*Texte extrait*
________________________

Mais, pour le cas où il vous arriverait entre deux idées pétaradantes de vous ennuyer un peu de nous, je vous laisse ici même quelques réflexions qui pourraient vous aider à meubler vos périodes creuses. Et puisque cette semaine vous nous parlez de procréation, et avant que vous n’alliez commettre l’irréparable – si ce n’est déjà fait, voici une observation de Georges Courteline (1858-1929), écrivain et auteur dramatique français: « Un des plus clairs effets de la présence d’un enfant dans le ménage est de rendre complètement idiots de braves parents qui, sans lui, n’eussent peut-être été que de simples imbéciles ». Mais peut-être que cela ne s’applique pas aux écrivains…
Et il y a Étienne Rey (tiens, d’où sort-il celui-là? je n’ai rien sur lui…) qui écrit quant à lui: « On appelle famille un groupe d’individus unis par le sang et brouillés par des questions d’argent ». Par contre, cette fois, cela ne s’applique certainement pas aux écrivains! Pensez-y donc: des questions d’argent! J’espère que vous vous ennuyez déjà un peu moins, monsieur Dickner, et que votre révolution va bon train. Soit dit en passant, n’est-ce pas un peu dispendieux, une révolution? À coup sûr plus qu’une petite famille, non?

________________________

*Données d'entrée*

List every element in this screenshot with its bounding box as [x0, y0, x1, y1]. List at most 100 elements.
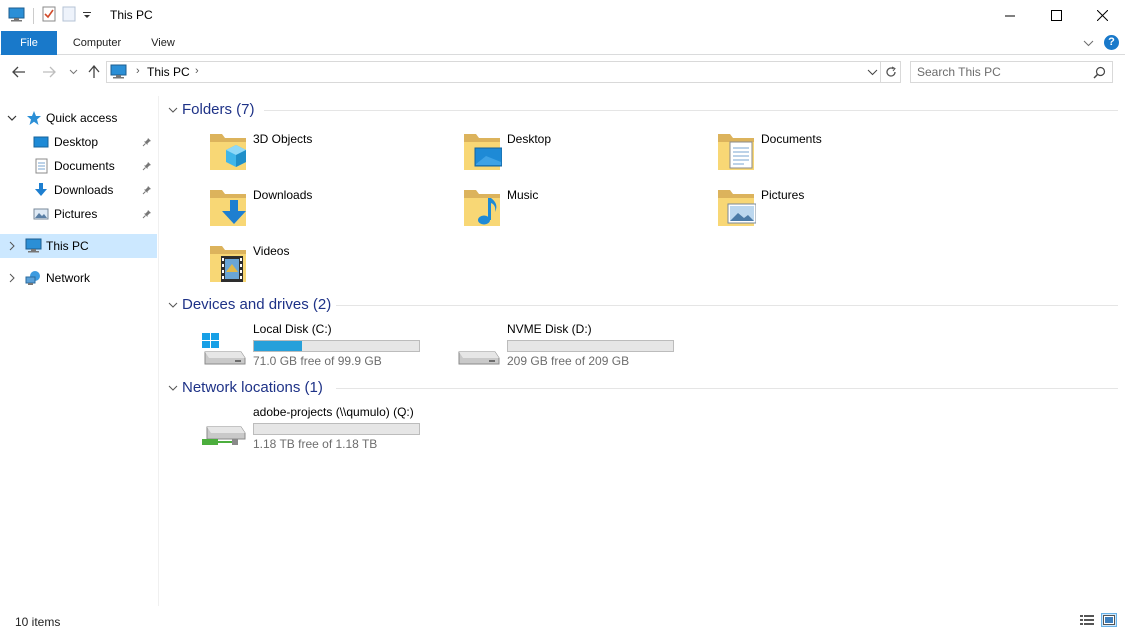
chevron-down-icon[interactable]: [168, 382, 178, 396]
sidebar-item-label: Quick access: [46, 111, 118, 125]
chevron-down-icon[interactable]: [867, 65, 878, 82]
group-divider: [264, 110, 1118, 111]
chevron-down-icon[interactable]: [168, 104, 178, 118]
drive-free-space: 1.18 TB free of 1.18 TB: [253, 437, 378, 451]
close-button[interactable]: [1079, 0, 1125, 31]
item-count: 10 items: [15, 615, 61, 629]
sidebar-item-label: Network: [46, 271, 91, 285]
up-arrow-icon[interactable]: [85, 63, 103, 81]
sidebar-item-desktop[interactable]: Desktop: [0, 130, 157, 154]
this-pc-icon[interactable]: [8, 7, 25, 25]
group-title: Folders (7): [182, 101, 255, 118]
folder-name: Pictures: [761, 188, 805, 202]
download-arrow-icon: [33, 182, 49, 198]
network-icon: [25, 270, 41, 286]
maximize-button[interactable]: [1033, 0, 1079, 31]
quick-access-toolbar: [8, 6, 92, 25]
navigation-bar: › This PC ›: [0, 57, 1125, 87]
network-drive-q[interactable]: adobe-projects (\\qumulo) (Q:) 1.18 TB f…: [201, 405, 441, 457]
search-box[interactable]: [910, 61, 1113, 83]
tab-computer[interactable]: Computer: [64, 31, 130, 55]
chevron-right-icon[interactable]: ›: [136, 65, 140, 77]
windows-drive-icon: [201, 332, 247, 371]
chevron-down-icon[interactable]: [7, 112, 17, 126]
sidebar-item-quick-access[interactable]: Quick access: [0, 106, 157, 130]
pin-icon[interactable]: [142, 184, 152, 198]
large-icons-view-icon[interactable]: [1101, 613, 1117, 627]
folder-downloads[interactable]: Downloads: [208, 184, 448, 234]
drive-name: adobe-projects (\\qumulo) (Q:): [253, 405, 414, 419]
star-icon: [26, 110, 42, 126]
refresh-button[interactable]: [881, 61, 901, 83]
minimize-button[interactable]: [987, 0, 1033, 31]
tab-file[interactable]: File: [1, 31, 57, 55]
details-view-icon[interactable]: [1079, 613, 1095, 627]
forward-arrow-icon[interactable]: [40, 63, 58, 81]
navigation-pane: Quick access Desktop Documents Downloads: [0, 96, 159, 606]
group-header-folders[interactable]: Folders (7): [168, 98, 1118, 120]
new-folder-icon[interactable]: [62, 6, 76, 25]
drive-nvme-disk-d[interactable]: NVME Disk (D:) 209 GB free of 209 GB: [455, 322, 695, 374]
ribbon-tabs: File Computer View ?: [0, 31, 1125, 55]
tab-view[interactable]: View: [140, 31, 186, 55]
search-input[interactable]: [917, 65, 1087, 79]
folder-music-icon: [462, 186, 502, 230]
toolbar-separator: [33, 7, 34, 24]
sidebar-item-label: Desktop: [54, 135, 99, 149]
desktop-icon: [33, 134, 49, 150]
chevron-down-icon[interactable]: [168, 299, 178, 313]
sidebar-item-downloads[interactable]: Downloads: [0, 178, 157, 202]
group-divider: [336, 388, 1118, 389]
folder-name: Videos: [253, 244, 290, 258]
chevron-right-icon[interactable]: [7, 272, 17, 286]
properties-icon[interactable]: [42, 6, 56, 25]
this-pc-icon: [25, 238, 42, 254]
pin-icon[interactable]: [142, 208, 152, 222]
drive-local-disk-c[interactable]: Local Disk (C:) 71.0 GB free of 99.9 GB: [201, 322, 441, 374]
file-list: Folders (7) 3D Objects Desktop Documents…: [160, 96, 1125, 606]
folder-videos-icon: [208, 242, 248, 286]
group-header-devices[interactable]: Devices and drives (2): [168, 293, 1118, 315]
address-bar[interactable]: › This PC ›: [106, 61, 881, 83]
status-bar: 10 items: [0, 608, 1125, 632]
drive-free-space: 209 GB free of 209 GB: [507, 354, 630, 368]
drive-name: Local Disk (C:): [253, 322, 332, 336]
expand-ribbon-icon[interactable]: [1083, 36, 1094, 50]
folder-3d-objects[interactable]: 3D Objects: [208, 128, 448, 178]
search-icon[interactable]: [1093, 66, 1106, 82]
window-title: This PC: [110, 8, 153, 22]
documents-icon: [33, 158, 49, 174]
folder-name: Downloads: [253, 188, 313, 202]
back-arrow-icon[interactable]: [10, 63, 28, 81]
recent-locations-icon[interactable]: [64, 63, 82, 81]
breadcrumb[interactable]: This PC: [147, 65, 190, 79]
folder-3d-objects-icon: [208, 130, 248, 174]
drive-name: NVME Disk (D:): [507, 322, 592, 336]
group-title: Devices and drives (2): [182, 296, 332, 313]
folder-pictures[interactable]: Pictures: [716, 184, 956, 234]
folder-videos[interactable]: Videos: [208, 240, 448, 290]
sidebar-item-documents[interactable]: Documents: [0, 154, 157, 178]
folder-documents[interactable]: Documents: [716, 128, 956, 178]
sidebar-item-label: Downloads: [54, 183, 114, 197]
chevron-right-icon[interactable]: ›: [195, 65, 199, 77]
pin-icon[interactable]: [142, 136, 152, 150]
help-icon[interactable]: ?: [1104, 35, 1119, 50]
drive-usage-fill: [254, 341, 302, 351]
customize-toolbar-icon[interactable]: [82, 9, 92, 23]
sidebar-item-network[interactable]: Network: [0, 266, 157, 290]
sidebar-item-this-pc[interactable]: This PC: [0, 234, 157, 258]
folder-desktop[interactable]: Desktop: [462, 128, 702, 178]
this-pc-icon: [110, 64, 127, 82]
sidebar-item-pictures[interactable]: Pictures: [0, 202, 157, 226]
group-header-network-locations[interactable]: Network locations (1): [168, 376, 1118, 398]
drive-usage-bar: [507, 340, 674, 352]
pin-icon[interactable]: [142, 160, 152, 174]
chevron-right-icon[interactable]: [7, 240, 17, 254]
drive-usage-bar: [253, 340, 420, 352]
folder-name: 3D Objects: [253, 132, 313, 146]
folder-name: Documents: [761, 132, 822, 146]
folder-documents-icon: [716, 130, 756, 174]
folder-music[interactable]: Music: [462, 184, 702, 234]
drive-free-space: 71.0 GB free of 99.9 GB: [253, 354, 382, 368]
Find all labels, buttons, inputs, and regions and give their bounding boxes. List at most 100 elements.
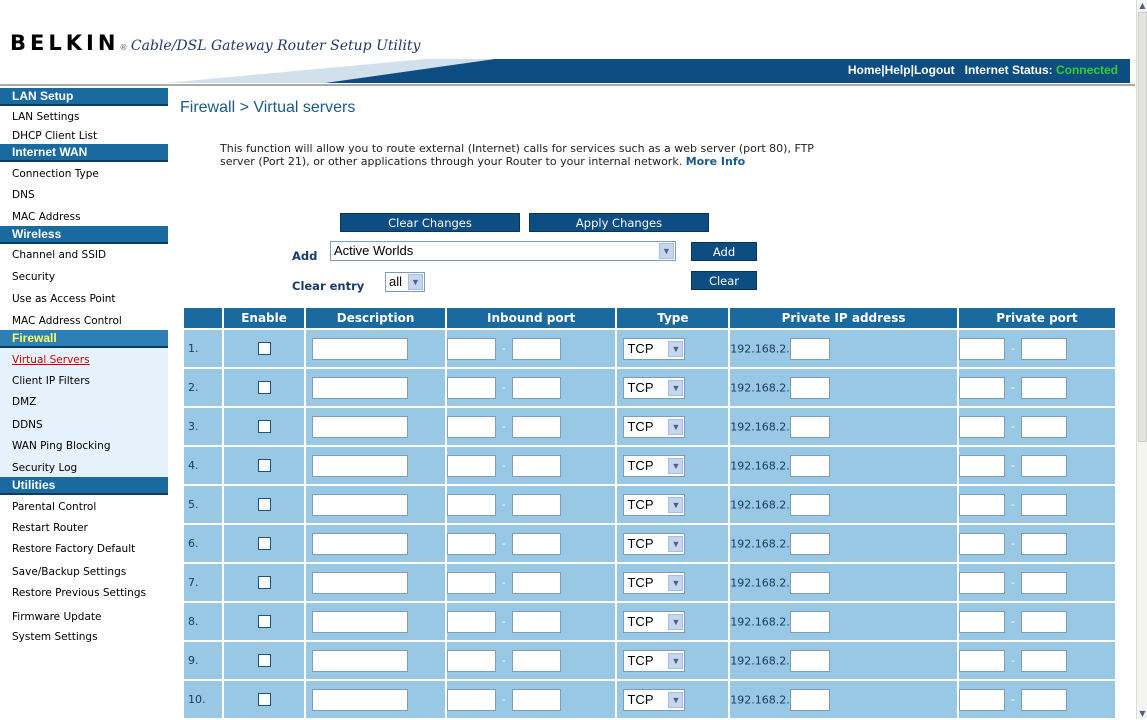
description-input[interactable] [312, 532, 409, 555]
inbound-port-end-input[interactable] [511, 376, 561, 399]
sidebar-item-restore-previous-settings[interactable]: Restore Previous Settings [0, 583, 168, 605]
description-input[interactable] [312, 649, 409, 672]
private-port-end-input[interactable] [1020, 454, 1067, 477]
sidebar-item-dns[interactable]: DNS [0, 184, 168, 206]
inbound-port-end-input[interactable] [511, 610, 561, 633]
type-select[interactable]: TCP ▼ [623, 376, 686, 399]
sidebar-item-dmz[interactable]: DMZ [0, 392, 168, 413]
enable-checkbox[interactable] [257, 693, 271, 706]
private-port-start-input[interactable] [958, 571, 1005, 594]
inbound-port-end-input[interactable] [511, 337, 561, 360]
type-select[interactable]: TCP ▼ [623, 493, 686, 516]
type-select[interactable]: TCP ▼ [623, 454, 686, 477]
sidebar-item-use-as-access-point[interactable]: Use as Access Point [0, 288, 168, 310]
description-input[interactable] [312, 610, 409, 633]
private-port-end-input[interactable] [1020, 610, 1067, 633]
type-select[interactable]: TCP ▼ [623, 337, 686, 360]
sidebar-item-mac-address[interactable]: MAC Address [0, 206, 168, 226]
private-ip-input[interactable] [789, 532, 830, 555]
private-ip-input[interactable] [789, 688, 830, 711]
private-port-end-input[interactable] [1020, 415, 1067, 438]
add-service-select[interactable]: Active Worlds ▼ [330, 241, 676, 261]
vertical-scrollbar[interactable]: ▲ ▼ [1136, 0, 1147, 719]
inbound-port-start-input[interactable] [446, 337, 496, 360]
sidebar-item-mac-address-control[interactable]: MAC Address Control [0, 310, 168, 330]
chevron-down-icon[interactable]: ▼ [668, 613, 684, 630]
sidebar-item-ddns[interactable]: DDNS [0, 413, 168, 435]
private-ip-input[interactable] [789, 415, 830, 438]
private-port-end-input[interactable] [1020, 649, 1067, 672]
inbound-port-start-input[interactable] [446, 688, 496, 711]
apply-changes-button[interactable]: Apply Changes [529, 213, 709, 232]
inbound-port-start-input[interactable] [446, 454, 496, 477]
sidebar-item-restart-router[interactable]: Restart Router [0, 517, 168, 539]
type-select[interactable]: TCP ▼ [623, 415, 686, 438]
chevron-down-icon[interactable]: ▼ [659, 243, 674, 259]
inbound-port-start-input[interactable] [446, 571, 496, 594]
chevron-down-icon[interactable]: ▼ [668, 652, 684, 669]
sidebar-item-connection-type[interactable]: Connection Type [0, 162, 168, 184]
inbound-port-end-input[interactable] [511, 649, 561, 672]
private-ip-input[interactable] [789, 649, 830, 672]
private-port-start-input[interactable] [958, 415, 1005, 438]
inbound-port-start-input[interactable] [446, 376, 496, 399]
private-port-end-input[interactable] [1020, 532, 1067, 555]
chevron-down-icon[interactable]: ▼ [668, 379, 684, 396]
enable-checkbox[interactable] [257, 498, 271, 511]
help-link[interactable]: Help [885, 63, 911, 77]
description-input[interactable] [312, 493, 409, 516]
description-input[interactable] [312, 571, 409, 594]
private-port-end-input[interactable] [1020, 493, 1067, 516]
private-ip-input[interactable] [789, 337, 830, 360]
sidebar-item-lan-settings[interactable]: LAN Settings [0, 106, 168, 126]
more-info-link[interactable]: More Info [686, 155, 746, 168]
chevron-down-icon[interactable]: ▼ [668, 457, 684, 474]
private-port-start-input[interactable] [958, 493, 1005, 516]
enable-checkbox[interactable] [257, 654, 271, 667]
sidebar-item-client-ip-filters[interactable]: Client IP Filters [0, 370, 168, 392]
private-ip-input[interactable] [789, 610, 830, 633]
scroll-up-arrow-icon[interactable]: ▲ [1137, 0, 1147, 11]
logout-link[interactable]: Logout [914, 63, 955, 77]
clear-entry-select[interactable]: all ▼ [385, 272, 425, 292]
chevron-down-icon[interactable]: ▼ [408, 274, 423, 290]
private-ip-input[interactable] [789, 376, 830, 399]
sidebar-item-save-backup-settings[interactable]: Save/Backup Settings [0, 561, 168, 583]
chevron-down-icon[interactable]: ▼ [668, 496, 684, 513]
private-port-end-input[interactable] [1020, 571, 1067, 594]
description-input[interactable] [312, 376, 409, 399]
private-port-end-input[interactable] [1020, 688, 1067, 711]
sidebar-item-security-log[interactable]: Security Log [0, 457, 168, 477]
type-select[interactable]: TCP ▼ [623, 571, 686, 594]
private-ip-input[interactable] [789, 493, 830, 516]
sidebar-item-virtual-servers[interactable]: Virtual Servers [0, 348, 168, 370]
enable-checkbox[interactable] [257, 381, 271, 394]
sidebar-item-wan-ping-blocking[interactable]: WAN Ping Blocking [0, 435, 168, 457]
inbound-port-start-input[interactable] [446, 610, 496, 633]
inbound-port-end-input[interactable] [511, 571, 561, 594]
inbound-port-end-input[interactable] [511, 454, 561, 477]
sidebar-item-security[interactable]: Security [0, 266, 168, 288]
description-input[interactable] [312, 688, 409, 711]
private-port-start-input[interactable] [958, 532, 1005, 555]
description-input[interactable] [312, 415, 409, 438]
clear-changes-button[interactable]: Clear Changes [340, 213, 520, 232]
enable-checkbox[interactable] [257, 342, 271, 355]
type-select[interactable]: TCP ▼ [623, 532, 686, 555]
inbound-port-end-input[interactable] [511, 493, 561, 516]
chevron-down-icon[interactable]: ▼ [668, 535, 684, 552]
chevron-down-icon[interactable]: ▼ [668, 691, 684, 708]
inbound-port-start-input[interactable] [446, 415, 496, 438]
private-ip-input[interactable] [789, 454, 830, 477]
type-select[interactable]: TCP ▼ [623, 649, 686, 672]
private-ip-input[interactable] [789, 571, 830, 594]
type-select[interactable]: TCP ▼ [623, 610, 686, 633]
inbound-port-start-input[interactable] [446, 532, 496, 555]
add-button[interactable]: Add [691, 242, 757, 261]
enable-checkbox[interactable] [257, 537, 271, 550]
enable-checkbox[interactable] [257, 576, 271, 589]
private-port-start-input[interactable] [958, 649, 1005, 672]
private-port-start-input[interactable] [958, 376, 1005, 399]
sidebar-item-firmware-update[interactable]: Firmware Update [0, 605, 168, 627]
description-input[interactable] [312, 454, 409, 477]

________________________

*À faire*
1. Recopiez à l'identique les lignes de données en commençant par celle qui contient « chevron-down-icon[interactable]: [168, 382, 178, 396] » et en terminant par celle qui contient « tab-view[interactable]: View: [140, 31, 186, 55] », les deux incluses.
2. Prolongez le texte sur la famille et la procréation au-delà de sa dernière phrase.

*Réponses dans l'ordre*
1.
chevron-down-icon[interactable]: [168, 382, 178, 396]
sidebar-item-label: Quick access: [46, 111, 118, 125]
chevron-down-icon[interactable]: [867, 65, 878, 82]
group-divider: [264, 110, 1118, 111]
chevron-down-icon[interactable]: [168, 104, 178, 118]
drive-free-space: 1.18 TB free of 1.18 TB: [253, 437, 378, 451]
close-button[interactable]: [1079, 0, 1125, 31]
item-count: 10 items: [15, 615, 61, 629]
sidebar-item-label: Network: [46, 271, 91, 285]
up-arrow-icon[interactable]: [85, 63, 103, 81]
sidebar-item-desktop[interactable]: Desktop: [0, 130, 157, 154]
this-pc-icon[interactable]: [8, 7, 25, 25]
group-title: Folders (7): [182, 101, 255, 118]
folder-name: Pictures: [761, 188, 805, 202]
download-arrow-icon: [33, 182, 49, 198]
network-icon: [25, 270, 41, 286]
maximize-button[interactable]: [1033, 0, 1079, 31]
quick-access-toolbar: [8, 6, 92, 25]
navigation-bar: › This PC ›: [0, 57, 1125, 87]
network-drive-q[interactable]: adobe-projects (\\qumulo) (Q:) 1.18 TB f…: [201, 405, 441, 457]
search-box[interactable]: [910, 61, 1113, 83]
tab-computer[interactable]: Computer: [64, 31, 130, 55]
chevron-right-icon[interactable]: ›: [136, 65, 140, 77]
windows-drive-icon: [201, 332, 247, 371]
chevron-down-icon[interactable]: [7, 112, 17, 126]
sidebar-item-quick-access[interactable]: Quick access: [0, 106, 157, 130]
pin-icon[interactable]: [142, 184, 152, 198]
large-icons-view-icon[interactable]: [1101, 613, 1117, 627]
folder-downloads[interactable]: Downloads: [208, 184, 448, 234]
drive-name: adobe-projects (\\qumulo) (Q:): [253, 405, 414, 419]
star-icon: [26, 110, 42, 126]
refresh-button[interactable]: [881, 61, 901, 83]
minimize-button[interactable]: [987, 0, 1033, 31]
tab-file[interactable]: File: [1, 31, 57, 55]
details-view-icon[interactable]: [1079, 613, 1095, 627]
forward-arrow-icon[interactable]: [40, 63, 58, 81]
navigation-pane: Quick access Desktop Documents Downloads: [0, 96, 159, 606]
group-header-folders[interactable]: Folders (7): [168, 98, 1118, 120]
new-folder-icon[interactable]: [62, 6, 76, 25]
drive-nvme-disk-d[interactable]: NVME Disk (D:) 209 GB free of 209 GB: [455, 322, 695, 374]
ribbon-tabs: File Computer View ?: [0, 31, 1125, 55]
tab-view[interactable]: View: [140, 31, 186, 55]

2.
Il va vous falloir du financement, pauvre de vous. Voici donc un conseil judicieux de la part de Jean de La Bruyère (1645-1696), moraliste français: « De tous les moyens de faire sa fortune, le plus court et le meilleur est de mettre les gens à voir clairement leurs intérêts à vous faire du bien ». De la sorte, vous pourriez à la fois avoir une famille et une révolution!
Peu de gens vivent de leur plume. Choisir cette forme de réalisation exige beaucoup de sacrifices. La jouissance d’atteindre cette forme d’expression doit être grande, car l’enjeu n’en vaudrait pas la peine. Écrire doit être vital, sinon ce choix peut devenir très lourd.
Avoir des enfants dans ces conditions, de légèreté de l’être et de réalité, demande une énorme créativité et un système de défense hyper blindé, afin de préserver l’enfant des attaques de la normalité, qui s’impose. La marginallté a ses aises, mais aussi sa solitude.
Personnellement, sans baigner aisément dans la réalité, la nécessité de s’en préserver demeure. L’ignorer génère une réalité encore plus laide et, attention de ne pas basculer dans une autre réalité, qui peut être encore moins rose. L’art n’est pas toujours de toute beauté!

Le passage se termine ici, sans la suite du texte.